Task details: Each entry below should be echoed exactly, with pictures omitted.

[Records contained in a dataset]
# # # #

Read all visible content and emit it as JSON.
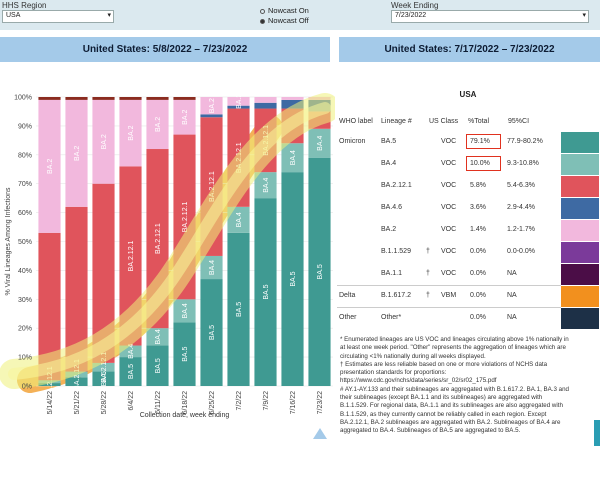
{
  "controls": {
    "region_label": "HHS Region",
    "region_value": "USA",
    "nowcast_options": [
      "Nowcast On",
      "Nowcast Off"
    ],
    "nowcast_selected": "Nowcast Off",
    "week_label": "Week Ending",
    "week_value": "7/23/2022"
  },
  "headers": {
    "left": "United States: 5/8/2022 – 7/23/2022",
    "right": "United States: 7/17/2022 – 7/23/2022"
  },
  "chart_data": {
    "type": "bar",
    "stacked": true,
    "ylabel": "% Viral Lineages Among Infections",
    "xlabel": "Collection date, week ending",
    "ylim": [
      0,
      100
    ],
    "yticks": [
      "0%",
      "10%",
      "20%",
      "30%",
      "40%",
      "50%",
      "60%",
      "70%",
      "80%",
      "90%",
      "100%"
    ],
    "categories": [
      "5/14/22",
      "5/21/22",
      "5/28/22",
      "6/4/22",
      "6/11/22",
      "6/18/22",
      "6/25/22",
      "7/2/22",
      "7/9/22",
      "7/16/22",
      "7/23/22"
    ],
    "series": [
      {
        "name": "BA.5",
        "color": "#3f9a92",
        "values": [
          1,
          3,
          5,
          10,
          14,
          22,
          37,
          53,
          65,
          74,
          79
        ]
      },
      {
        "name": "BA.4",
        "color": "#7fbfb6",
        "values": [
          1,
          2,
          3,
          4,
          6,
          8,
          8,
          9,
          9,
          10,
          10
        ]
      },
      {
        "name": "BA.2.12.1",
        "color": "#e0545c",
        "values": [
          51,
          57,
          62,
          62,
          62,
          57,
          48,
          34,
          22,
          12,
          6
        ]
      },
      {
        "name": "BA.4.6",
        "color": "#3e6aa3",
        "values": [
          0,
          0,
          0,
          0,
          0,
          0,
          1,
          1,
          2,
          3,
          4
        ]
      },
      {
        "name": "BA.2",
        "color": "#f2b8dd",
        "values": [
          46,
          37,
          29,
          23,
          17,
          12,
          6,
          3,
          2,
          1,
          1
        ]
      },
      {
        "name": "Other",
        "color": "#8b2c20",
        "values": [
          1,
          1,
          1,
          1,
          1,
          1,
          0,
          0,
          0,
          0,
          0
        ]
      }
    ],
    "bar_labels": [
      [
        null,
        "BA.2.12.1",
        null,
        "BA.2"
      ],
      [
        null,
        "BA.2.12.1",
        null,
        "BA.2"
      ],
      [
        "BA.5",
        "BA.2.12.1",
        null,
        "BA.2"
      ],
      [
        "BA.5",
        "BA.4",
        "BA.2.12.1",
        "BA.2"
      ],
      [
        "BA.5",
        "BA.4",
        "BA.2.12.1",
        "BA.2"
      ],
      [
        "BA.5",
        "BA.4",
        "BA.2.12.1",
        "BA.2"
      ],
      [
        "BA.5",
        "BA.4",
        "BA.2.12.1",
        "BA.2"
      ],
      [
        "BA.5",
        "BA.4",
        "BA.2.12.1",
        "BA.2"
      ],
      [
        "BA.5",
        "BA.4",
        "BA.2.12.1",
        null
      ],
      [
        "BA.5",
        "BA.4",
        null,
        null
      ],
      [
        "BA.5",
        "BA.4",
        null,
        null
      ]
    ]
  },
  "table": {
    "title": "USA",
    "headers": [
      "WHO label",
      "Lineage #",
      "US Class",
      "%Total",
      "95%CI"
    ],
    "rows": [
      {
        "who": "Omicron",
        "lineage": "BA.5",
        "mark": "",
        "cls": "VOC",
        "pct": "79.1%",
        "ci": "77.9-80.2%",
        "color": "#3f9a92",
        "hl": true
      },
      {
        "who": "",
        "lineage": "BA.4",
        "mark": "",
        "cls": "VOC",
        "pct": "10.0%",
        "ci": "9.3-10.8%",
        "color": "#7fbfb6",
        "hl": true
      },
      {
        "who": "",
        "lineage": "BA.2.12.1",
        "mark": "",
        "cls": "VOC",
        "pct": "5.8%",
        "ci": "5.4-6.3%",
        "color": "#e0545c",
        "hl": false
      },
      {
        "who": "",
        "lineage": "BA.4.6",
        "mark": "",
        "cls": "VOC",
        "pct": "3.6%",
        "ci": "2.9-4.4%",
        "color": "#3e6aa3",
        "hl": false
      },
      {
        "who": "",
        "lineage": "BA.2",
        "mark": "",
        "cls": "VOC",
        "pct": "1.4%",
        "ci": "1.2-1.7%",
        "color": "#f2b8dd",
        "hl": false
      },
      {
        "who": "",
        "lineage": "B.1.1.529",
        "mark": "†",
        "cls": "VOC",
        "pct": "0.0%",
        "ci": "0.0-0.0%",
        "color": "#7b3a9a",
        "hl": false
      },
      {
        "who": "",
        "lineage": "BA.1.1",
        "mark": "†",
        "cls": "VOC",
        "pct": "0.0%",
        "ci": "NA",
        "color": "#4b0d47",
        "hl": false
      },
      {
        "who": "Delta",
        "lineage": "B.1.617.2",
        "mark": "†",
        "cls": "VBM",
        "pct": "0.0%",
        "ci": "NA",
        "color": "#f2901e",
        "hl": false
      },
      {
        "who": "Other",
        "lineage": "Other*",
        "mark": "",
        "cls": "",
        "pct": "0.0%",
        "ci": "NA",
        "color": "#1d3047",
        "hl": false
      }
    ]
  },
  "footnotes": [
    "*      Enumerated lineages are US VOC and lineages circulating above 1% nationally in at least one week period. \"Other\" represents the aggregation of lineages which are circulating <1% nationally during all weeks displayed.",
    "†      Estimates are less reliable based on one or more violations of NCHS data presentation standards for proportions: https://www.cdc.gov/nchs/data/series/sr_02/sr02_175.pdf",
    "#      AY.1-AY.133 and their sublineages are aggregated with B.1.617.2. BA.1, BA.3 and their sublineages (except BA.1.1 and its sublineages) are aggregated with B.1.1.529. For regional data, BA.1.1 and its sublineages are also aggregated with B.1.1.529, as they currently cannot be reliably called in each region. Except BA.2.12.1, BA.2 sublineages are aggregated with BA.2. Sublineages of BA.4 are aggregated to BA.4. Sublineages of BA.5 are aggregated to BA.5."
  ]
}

# # # #

Exercise output:
Read all visible content and emit it as JSON.
{
  "controls": {
    "region_label": "HHS Region",
    "region_value": "USA",
    "nowcast_options": [
      "Nowcast On",
      "Nowcast Off"
    ],
    "nowcast_selected": "Nowcast Off",
    "week_label": "Week Ending",
    "week_value": "7/23/2022"
  },
  "headers": {
    "left": "United States: 5/8/2022 – 7/23/2022",
    "right": "United States: 7/17/2022 – 7/23/2022"
  },
  "chart_data": {
    "type": "bar",
    "stacked": true,
    "ylabel": "% Viral Lineages Among Infections",
    "xlabel": "Collection date, week ending",
    "ylim": [
      0,
      100
    ],
    "yticks": [
      "0%",
      "10%",
      "20%",
      "30%",
      "40%",
      "50%",
      "60%",
      "70%",
      "80%",
      "90%",
      "100%"
    ],
    "categories": [
      "5/14/22",
      "5/21/22",
      "5/28/22",
      "6/4/22",
      "6/11/22",
      "6/18/22",
      "6/25/22",
      "7/2/22",
      "7/9/22",
      "7/16/22",
      "7/23/22"
    ],
    "series": [
      {
        "name": "BA.5",
        "color": "#3f9a92",
        "values": [
          1,
          3,
          5,
          10,
          14,
          22,
          37,
          53,
          65,
          74,
          79
        ]
      },
      {
        "name": "BA.4",
        "color": "#7fbfb6",
        "values": [
          1,
          2,
          3,
          4,
          6,
          8,
          8,
          9,
          9,
          10,
          10
        ]
      },
      {
        "name": "BA.2.12.1",
        "color": "#e0545c",
        "values": [
          51,
          57,
          62,
          62,
          62,
          57,
          48,
          34,
          22,
          12,
          6
        ]
      },
      {
        "name": "BA.4.6",
        "color": "#3e6aa3",
        "values": [
          0,
          0,
          0,
          0,
          0,
          0,
          1,
          1,
          2,
          3,
          4
        ]
      },
      {
        "name": "BA.2",
        "color": "#f2b8dd",
        "values": [
          46,
          37,
          29,
          23,
          17,
          12,
          6,
          3,
          2,
          1,
          1
        ]
      },
      {
        "name": "Other",
        "color": "#8b2c20",
        "values": [
          1,
          1,
          1,
          1,
          1,
          1,
          0,
          0,
          0,
          0,
          0
        ]
      }
    ],
    "bar_labels": [
      [
        null,
        "BA.2.12.1",
        null,
        "BA.2"
      ],
      [
        null,
        "BA.2.12.1",
        null,
        "BA.2"
      ],
      [
        "BA.5",
        "BA.2.12.1",
        null,
        "BA.2"
      ],
      [
        "BA.5",
        "BA.4",
        "BA.2.12.1",
        "BA.2"
      ],
      [
        "BA.5",
        "BA.4",
        "BA.2.12.1",
        "BA.2"
      ],
      [
        "BA.5",
        "BA.4",
        "BA.2.12.1",
        "BA.2"
      ],
      [
        "BA.5",
        "BA.4",
        "BA.2.12.1",
        "BA.2"
      ],
      [
        "BA.5",
        "BA.4",
        "BA.2.12.1",
        "BA.2"
      ],
      [
        "BA.5",
        "BA.4",
        "BA.2.12.1",
        null
      ],
      [
        "BA.5",
        "BA.4",
        null,
        null
      ],
      [
        "BA.5",
        "BA.4",
        null,
        null
      ]
    ]
  },
  "table": {
    "title": "USA",
    "headers": [
      "WHO label",
      "Lineage #",
      "US Class",
      "%Total",
      "95%CI"
    ],
    "rows": [
      {
        "who": "Omicron",
        "lineage": "BA.5",
        "mark": "",
        "cls": "VOC",
        "pct": "79.1%",
        "ci": "77.9-80.2%",
        "color": "#3f9a92",
        "hl": true
      },
      {
        "who": "",
        "lineage": "BA.4",
        "mark": "",
        "cls": "VOC",
        "pct": "10.0%",
        "ci": "9.3-10.8%",
        "color": "#7fbfb6",
        "hl": true
      },
      {
        "who": "",
        "lineage": "BA.2.12.1",
        "mark": "",
        "cls": "VOC",
        "pct": "5.8%",
        "ci": "5.4-6.3%",
        "color": "#e0545c",
        "hl": false
      },
      {
        "who": "",
        "lineage": "BA.4.6",
        "mark": "",
        "cls": "VOC",
        "pct": "3.6%",
        "ci": "2.9-4.4%",
        "color": "#3e6aa3",
        "hl": false
      },
      {
        "who": "",
        "lineage": "BA.2",
        "mark": "",
        "cls": "VOC",
        "pct": "1.4%",
        "ci": "1.2-1.7%",
        "color": "#f2b8dd",
        "hl": false
      },
      {
        "who": "",
        "lineage": "B.1.1.529",
        "mark": "†",
        "cls": "VOC",
        "pct": "0.0%",
        "ci": "0.0-0.0%",
        "color": "#7b3a9a",
        "hl": false
      },
      {
        "who": "",
        "lineage": "BA.1.1",
        "mark": "†",
        "cls": "VOC",
        "pct": "0.0%",
        "ci": "NA",
        "color": "#4b0d47",
        "hl": false
      },
      {
        "who": "Delta",
        "lineage": "B.1.617.2",
        "mark": "†",
        "cls": "VBM",
        "pct": "0.0%",
        "ci": "NA",
        "color": "#f2901e",
        "hl": false
      },
      {
        "who": "Other",
        "lineage": "Other*",
        "mark": "",
        "cls": "",
        "pct": "0.0%",
        "ci": "NA",
        "color": "#1d3047",
        "hl": false
      }
    ]
  },
  "footnotes": [
    "*      Enumerated lineages are US VOC and lineages circulating above 1% nationally in at least one week period. \"Other\" represents the aggregation of lineages which are circulating <1% nationally during all weeks displayed.",
    "†      Estimates are less reliable based on one or more violations of NCHS data presentation standards for proportions: https://www.cdc.gov/nchs/data/series/sr_02/sr02_175.pdf",
    "#      AY.1-AY.133 and their sublineages are aggregated with B.1.617.2. BA.1, BA.3 and their sublineages (except BA.1.1 and its sublineages) are aggregated with B.1.1.529. For regional data, BA.1.1 and its sublineages are also aggregated with B.1.1.529, as they currently cannot be reliably called in each region. Except BA.2.12.1, BA.2 sublineages are aggregated with BA.2. Sublineages of BA.4 are aggregated to BA.4. Sublineages of BA.5 are aggregated to BA.5."
  ]
}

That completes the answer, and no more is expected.